- [Objective]: Show every line in the entries below where the word "surveys" appears.

- [Data entries]:
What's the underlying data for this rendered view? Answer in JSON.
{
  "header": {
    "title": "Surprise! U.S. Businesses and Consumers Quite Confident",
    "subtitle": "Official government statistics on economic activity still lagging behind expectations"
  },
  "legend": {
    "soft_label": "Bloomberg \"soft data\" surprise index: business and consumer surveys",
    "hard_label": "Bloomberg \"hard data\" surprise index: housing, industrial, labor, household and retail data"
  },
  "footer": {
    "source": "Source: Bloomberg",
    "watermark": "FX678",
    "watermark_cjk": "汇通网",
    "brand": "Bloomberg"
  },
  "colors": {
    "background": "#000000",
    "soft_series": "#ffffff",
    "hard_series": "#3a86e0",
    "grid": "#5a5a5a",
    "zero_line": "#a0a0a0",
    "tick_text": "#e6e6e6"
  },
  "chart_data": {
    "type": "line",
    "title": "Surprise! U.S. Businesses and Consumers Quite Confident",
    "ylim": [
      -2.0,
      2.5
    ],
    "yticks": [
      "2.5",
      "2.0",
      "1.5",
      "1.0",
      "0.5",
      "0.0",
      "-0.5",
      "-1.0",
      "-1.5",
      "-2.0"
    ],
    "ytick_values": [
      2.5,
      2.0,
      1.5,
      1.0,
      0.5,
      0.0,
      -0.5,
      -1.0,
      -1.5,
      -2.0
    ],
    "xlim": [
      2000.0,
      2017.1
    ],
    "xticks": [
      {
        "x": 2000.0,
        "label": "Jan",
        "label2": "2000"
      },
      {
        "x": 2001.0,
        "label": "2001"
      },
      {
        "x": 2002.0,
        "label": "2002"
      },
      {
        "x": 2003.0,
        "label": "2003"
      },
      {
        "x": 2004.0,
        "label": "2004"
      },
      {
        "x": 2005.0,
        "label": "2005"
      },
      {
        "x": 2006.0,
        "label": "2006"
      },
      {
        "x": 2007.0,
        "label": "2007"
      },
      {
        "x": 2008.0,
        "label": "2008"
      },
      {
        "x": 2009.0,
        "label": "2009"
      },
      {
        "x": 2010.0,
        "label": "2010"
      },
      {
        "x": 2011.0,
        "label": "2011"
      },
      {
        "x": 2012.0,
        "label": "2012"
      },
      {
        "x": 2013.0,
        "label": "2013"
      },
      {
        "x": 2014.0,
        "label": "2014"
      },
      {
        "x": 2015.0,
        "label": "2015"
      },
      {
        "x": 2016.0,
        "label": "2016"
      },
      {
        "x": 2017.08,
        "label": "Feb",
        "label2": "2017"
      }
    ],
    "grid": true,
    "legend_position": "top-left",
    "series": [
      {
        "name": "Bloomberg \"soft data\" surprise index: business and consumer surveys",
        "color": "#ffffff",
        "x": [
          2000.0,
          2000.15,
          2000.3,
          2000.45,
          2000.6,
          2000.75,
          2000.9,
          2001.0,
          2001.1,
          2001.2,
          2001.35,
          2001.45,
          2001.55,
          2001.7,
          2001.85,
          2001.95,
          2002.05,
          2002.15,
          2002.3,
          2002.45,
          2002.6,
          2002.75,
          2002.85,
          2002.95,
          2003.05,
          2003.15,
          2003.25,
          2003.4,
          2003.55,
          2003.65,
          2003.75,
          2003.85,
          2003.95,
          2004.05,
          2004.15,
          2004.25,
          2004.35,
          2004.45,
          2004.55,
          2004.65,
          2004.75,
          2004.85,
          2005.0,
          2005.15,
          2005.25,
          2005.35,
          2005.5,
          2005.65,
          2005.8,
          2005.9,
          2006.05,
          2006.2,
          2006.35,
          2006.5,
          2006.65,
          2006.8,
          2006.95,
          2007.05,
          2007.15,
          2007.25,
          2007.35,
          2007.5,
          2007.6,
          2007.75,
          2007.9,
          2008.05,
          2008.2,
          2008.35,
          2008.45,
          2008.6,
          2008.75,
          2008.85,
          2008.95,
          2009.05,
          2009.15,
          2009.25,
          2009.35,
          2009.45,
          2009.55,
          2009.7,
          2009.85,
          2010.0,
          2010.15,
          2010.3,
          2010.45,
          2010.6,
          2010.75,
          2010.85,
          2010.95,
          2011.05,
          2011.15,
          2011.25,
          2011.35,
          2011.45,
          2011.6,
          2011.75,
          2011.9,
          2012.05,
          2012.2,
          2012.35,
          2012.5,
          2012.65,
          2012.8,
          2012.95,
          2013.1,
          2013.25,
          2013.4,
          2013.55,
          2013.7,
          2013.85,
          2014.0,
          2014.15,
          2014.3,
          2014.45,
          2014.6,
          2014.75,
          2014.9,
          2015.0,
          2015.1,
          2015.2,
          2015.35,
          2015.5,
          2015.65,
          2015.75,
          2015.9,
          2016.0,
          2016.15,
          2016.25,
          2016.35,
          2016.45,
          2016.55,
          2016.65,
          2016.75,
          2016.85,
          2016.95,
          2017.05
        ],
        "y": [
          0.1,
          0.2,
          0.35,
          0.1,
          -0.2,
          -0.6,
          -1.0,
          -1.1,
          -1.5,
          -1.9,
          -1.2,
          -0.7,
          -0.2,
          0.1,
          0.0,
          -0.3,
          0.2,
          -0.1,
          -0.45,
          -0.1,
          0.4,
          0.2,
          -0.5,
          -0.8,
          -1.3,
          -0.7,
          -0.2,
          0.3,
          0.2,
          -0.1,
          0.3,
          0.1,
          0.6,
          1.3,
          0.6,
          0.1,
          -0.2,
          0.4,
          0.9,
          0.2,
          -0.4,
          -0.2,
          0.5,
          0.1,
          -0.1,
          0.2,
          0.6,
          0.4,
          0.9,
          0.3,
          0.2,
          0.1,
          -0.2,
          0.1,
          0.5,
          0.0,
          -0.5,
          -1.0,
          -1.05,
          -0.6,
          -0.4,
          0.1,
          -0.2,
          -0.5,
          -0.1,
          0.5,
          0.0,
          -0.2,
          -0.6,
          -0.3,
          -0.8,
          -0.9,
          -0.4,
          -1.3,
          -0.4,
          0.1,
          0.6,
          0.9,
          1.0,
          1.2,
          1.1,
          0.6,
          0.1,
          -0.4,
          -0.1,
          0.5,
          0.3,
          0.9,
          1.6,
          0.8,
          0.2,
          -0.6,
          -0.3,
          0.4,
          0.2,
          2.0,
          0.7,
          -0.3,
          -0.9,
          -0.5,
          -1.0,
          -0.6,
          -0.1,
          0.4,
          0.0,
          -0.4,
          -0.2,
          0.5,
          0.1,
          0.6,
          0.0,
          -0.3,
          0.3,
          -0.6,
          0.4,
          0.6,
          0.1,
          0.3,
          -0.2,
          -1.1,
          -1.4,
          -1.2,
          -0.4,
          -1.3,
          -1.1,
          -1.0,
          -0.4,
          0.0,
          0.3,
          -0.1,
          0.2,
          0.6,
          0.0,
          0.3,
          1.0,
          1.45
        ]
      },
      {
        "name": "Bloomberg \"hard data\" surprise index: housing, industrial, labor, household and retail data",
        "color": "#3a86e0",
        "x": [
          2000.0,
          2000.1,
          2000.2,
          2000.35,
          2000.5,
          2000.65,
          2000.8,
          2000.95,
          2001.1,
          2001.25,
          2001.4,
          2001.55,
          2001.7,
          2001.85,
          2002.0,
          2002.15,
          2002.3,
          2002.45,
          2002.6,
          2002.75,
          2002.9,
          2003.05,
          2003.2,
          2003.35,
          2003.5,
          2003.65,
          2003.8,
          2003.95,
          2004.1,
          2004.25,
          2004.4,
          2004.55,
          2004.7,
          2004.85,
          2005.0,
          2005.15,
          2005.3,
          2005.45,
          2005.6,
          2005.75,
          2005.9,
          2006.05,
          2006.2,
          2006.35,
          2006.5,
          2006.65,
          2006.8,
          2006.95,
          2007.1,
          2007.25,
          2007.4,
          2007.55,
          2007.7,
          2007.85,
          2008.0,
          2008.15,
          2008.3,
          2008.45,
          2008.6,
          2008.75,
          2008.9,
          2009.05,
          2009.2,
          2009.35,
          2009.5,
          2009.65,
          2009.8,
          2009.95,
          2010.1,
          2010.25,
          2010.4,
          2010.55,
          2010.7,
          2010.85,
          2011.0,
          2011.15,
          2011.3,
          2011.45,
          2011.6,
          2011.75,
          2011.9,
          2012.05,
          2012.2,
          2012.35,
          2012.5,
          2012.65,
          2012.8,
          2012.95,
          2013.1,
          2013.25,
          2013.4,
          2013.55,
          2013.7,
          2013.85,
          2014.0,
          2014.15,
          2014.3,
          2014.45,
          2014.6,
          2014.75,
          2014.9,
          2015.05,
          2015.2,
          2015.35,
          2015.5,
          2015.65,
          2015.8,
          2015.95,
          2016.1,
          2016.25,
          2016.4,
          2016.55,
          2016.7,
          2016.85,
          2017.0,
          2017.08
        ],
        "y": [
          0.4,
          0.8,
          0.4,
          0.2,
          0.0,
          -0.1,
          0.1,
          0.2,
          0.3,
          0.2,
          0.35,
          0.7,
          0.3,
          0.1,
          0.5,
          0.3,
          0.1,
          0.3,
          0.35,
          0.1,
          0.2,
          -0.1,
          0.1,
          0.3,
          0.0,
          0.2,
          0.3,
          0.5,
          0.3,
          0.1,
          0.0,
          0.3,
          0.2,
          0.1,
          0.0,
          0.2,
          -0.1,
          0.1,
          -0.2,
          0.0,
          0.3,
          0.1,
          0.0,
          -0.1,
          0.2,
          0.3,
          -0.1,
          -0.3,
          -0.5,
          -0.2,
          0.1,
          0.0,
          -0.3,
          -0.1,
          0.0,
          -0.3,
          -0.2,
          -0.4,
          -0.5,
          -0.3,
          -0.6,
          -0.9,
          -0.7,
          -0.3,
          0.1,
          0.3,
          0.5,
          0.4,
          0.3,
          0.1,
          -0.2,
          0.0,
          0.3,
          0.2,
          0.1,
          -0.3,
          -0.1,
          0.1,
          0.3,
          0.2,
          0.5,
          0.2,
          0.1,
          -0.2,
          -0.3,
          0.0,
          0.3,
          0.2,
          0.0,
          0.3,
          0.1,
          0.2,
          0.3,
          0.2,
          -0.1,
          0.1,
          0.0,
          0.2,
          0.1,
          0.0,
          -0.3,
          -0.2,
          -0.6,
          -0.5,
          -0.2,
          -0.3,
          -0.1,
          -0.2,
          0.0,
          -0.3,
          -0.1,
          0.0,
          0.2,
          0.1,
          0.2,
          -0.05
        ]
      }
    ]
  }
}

- [Expected answer]:
    "soft_label": "Bloomberg \"soft data\" surprise index: business and consumer surveys",
        "name": "Bloomberg \"soft data\" surprise index: business and consumer surveys",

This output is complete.